■ SET EXERCISE ■
Repeat each record below exactly as given.

■ DATA ROWS ■

((

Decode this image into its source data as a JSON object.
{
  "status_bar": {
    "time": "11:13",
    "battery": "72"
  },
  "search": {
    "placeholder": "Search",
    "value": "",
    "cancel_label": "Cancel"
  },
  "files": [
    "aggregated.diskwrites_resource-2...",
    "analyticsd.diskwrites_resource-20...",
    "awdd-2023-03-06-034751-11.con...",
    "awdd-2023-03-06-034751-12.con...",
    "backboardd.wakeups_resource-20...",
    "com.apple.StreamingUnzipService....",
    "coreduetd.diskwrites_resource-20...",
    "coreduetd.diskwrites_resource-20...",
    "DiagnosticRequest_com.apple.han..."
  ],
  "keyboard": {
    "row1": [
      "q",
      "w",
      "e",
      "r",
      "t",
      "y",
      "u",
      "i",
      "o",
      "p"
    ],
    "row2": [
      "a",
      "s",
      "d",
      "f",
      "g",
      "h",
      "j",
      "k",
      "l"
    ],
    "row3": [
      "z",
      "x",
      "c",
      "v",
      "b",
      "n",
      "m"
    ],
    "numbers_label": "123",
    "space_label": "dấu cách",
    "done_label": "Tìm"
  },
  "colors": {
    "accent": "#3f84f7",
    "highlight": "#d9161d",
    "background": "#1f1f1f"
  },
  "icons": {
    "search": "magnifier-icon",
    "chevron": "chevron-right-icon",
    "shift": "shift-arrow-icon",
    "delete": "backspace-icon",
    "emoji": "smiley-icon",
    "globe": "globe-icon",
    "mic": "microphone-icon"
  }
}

))

■ RESPONSE BELOW ■
Decode this image into its source data as a JSON object.
{
  "status_bar": {
    "time": "11:13",
    "battery": "72"
  },
  "search": {
    "placeholder": "Search",
    "value": "",
    "cancel_label": "Cancel"
  },
  "files": [
    "aggregated.diskwrites_resource-2...",
    "analyticsd.diskwrites_resource-20...",
    "awdd-2023-03-06-034751-11.con...",
    "awdd-2023-03-06-034751-12.con...",
    "backboardd.wakeups_resource-20...",
    "com.apple.StreamingUnzipService....",
    "coreduetd.diskwrites_resource-20...",
    "coreduetd.diskwrites_resource-20...",
    "DiagnosticRequest_com.apple.han..."
  ],
  "keyboard": {
    "row1": [
      "q",
      "w",
      "e",
      "r",
      "t",
      "y",
      "u",
      "i",
      "o",
      "p"
    ],
    "row2": [
      "a",
      "s",
      "d",
      "f",
      "g",
      "h",
      "j",
      "k",
      "l"
    ],
    "row3": [
      "z",
      "x",
      "c",
      "v",
      "b",
      "n",
      "m"
    ],
    "numbers_label": "123",
    "space_label": "dấu cách",
    "done_label": "Tìm"
  },
  "colors": {
    "accent": "#3f84f7",
    "highlight": "#d9161d",
    "background": "#1f1f1f"
  },
  "icons": {
    "search": "magnifier-icon",
    "chevron": "chevron-right-icon",
    "shift": "shift-arrow-icon",
    "delete": "backspace-icon",
    "emoji": "smiley-icon",
    "globe": "globe-icon",
    "mic": "microphone-icon"
  }
}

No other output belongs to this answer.